▶ [TEXT FOR ANALYSIS]
----
A possible connection between malaria and the thermogenetic centre, or heat-regulating mechanism, from probably a new viewpoint, is the subject of this paper.
A French-Canadian male, aged 47, height 6 ft. 2 in., weight 220 lbs., came to came to see me about an injury to his hand. I learned that he was a premature birth, had had none of the usual childhood ailments, served in World War I, and was vaccinated against smallpox, typhoid and cholera. He contracted malaria in the spring of 1918. He has had no operations of any kind, and is a fine physical specimen of manhood.
What interested me particularly was his discomfort in temperate climates and enclosed spaces. That is what brought him to Canada in 1925, and to the Yukon in 1931. Up till then he had suffered a recurrence of malaria every summer, with backache, dizziness and nasal haemorrhage.
He said he felt best when the outside temperature was low. At 40 degrees below zero, he is able to go out in the snow to chop wood, with moccasins and shorts his only clothing. He claims that at this temperature without adequate clothing he does not feel the cold He has apparently withstood temperatures of 70 and 80 below zero without any difficulty whatsoever.
He used to haul the mail between Dawson and Stewart City, and has fallen through the ice many times, and without stopping to change his wet clothes suffered no ill effect. During the winter he sleeps mostly in tents. He has had frostbite on the face and toes, which only resulted in the skin peeling, but otherwise he experienced no pain.
----
Answer these about the case report above on malaria and cold:
1. In what season and year did the man contract malaria?
2. In what year did he move to the Yukon?
3. Between which two places did he haul the mail?

▶ [EXTRACTED ENTRIES]
----
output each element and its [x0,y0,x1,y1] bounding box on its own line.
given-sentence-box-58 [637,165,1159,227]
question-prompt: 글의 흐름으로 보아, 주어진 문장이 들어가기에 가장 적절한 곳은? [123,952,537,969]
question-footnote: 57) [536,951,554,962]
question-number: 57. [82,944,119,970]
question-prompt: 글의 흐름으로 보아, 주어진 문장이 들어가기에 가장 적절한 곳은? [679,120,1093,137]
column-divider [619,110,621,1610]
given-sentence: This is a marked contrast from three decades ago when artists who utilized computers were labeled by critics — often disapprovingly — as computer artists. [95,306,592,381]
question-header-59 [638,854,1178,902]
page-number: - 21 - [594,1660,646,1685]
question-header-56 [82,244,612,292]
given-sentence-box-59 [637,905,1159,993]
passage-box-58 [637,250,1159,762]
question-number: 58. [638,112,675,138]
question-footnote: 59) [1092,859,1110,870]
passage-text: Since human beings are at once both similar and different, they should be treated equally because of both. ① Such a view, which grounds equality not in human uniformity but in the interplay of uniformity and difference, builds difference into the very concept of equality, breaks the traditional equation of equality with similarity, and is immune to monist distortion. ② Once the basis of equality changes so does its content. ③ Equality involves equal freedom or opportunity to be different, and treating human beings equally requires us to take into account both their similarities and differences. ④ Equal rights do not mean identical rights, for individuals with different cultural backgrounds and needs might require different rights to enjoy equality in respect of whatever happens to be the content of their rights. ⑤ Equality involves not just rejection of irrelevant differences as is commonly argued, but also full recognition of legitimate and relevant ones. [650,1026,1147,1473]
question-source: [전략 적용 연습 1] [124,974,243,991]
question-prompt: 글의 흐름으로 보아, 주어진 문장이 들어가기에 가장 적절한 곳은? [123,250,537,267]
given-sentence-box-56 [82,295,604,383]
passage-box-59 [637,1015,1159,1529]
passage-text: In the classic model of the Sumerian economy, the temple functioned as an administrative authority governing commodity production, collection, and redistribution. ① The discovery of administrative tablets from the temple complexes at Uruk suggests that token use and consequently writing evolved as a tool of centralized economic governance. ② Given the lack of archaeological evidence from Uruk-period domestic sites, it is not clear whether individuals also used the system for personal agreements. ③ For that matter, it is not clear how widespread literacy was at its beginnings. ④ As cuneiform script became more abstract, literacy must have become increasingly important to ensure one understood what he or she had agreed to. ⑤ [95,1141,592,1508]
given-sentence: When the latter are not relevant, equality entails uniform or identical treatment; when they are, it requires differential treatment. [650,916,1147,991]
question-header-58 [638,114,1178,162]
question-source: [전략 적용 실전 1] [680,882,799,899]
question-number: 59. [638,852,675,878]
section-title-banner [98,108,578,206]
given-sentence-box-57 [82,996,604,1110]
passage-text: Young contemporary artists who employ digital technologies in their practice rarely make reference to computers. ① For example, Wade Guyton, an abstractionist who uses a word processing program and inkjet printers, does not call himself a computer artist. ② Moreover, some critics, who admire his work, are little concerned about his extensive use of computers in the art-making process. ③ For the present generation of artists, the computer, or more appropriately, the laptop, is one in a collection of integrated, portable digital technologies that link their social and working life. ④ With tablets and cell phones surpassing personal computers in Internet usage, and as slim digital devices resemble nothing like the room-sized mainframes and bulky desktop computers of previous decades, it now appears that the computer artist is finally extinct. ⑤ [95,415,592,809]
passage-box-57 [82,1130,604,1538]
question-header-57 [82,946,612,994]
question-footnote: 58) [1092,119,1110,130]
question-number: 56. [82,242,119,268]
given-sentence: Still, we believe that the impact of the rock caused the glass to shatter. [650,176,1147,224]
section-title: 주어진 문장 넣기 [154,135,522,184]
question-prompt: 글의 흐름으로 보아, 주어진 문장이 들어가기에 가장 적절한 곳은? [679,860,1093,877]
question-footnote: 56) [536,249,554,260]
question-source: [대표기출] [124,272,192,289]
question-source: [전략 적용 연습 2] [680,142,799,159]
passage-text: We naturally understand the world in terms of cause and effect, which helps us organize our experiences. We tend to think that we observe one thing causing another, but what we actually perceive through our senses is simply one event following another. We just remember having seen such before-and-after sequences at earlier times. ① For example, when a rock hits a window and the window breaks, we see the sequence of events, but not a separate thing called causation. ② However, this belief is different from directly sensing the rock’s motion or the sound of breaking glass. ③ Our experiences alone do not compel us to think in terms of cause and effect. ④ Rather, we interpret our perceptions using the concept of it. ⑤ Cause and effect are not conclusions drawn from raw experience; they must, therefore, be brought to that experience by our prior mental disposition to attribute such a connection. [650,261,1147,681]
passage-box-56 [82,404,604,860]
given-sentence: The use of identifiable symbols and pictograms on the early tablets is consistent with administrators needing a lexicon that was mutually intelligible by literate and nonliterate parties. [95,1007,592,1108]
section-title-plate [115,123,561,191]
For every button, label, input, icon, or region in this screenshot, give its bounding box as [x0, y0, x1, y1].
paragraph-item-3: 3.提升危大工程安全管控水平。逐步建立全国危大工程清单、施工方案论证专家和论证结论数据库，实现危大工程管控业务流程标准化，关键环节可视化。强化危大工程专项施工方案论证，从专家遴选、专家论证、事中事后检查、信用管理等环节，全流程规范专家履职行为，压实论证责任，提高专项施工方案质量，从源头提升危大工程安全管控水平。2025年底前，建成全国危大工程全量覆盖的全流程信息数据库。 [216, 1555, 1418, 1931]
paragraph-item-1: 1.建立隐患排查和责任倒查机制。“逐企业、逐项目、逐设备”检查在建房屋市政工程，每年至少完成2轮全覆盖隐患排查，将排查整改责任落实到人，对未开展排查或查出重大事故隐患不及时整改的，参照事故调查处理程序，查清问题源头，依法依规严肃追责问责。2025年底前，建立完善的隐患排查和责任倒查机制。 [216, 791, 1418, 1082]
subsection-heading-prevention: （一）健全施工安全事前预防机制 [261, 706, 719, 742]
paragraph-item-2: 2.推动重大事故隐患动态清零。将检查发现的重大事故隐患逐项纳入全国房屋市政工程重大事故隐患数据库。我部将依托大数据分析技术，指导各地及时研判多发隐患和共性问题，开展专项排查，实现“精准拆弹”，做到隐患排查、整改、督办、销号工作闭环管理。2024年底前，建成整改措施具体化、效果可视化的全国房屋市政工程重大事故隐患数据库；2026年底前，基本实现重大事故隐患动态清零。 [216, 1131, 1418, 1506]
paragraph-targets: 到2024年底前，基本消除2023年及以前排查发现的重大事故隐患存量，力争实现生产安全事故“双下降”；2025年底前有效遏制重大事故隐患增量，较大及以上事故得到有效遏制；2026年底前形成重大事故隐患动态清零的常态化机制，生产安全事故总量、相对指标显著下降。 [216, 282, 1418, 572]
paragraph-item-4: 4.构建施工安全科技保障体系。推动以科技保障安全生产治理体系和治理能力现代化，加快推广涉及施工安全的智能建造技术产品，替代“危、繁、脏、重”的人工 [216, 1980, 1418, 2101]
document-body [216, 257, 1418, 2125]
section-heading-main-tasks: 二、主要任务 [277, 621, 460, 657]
----
▶ [WRITTEN REPLY]
1. Spring of 1918
2. 1931
3. Dawson and Stewart City